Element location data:
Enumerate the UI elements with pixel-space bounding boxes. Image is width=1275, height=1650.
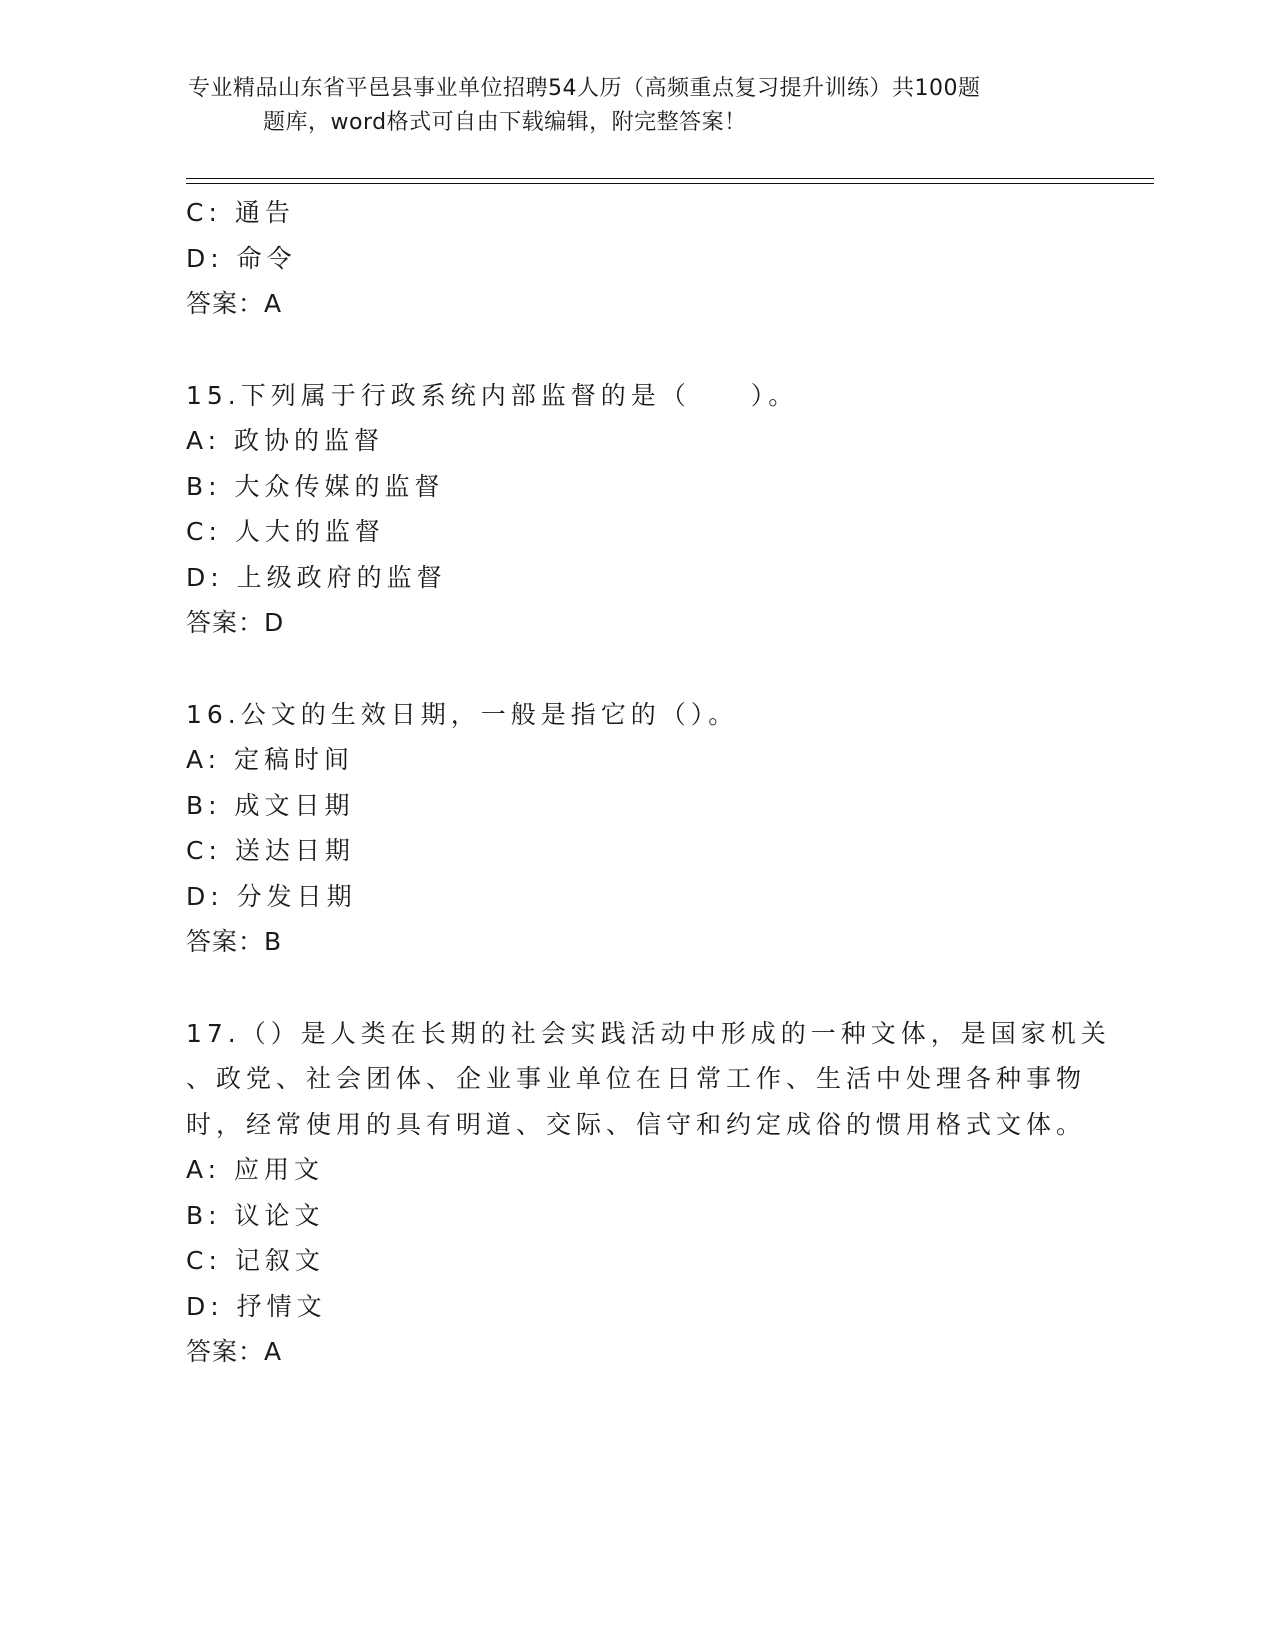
question-list bbox=[186, 190, 1111, 1375]
header-rule-bottom bbox=[186, 183, 1154, 184]
option-d: D: 分发日期 bbox=[186, 881, 357, 911]
answer-label: 答案：A bbox=[186, 289, 283, 318]
question-block-16 bbox=[186, 692, 1086, 965]
question-stem-line2: 、政党、社会团体、企业事业单位在日常工作、生活中处理各种事物 bbox=[186, 1064, 1087, 1093]
spacer bbox=[186, 327, 1086, 373]
spacer bbox=[186, 646, 1086, 692]
question-block-17 bbox=[186, 1011, 1111, 1375]
question-stem: 15.下列属于行政系统内部监督的是（ ）。 bbox=[186, 380, 799, 410]
answer-label: 答案：A bbox=[186, 1337, 283, 1366]
option-b: B: 大众传媒的监督 bbox=[186, 471, 445, 501]
option-d: D: 命令 bbox=[186, 243, 297, 273]
option-a: A: 政协的监督 bbox=[186, 426, 385, 455]
answer-label: 答案：D bbox=[186, 608, 285, 637]
question-stem-line1: 17.（）是人类在长期的社会实践活动中形成的一种文体，是国家机关 bbox=[186, 1018, 1111, 1048]
header-rule-top bbox=[186, 178, 1154, 179]
question-block-15 bbox=[186, 373, 1086, 646]
header-title-line1: 专业精品山东省平邑县事业单位招聘54人历（高频重点复习提升训练）共100题 bbox=[188, 76, 981, 101]
option-a: A: 应用文 bbox=[186, 1155, 325, 1184]
option-d: D: 上级政府的监督 bbox=[186, 562, 447, 592]
option-a: A: 定稿时间 bbox=[186, 745, 355, 774]
question-stem: 16.公文的生效日期，一般是指它的（）。 bbox=[186, 699, 739, 729]
spacer bbox=[186, 965, 1086, 1011]
option-b: B: 成文日期 bbox=[186, 790, 355, 820]
document-header bbox=[188, 72, 1088, 140]
option-c: C: 人大的监督 bbox=[186, 517, 385, 546]
question-stem-line3: 时，经常使用的具有明道、交际、信守和约定成俗的惯用格式文体。 bbox=[186, 1109, 1087, 1139]
answer-label: 答案：B bbox=[186, 927, 283, 956]
question-block-prev bbox=[186, 190, 1086, 327]
option-c: C: 送达日期 bbox=[186, 836, 355, 865]
option-d: D: 抒情文 bbox=[186, 1291, 327, 1321]
header-title-line2: 题库，word格式可自由下载编辑，附完整答案！ bbox=[263, 110, 747, 135]
option-c: C: 记叙文 bbox=[186, 1246, 325, 1275]
option-b: B: 议论文 bbox=[186, 1200, 325, 1230]
option-c: C: 通告 bbox=[186, 198, 295, 227]
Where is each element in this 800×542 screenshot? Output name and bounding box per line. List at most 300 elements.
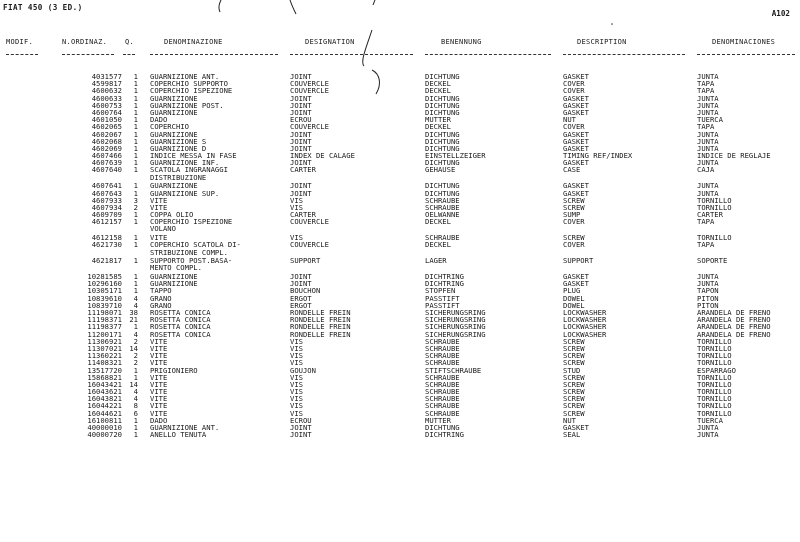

## TASK PROMPT
Copy the lines of the data above verbatim, beginning with the line that contains "question-list bbox=[186, 190, 1111, 1375]" and ending with the line that contains "answer-label: 答案：A bbox=[186, 1337, 283, 1366]", both included.

## THE OUTPUT
question-list bbox=[186, 190, 1111, 1375]
header-rule-bottom bbox=[186, 183, 1154, 184]
option-d: D: 分发日期 bbox=[186, 881, 357, 911]
answer-label: 答案：A bbox=[186, 289, 283, 318]
question-block-16 bbox=[186, 692, 1086, 965]
question-stem-line2: 、政党、社会团体、企业事业单位在日常工作、生活中处理各种事物 bbox=[186, 1064, 1087, 1093]
spacer bbox=[186, 327, 1086, 373]
spacer bbox=[186, 646, 1086, 692]
question-block-17 bbox=[186, 1011, 1111, 1375]
question-stem: 15.下列属于行政系统内部监督的是（ ）。 bbox=[186, 380, 799, 410]
answer-label: 答案：A bbox=[186, 1337, 283, 1366]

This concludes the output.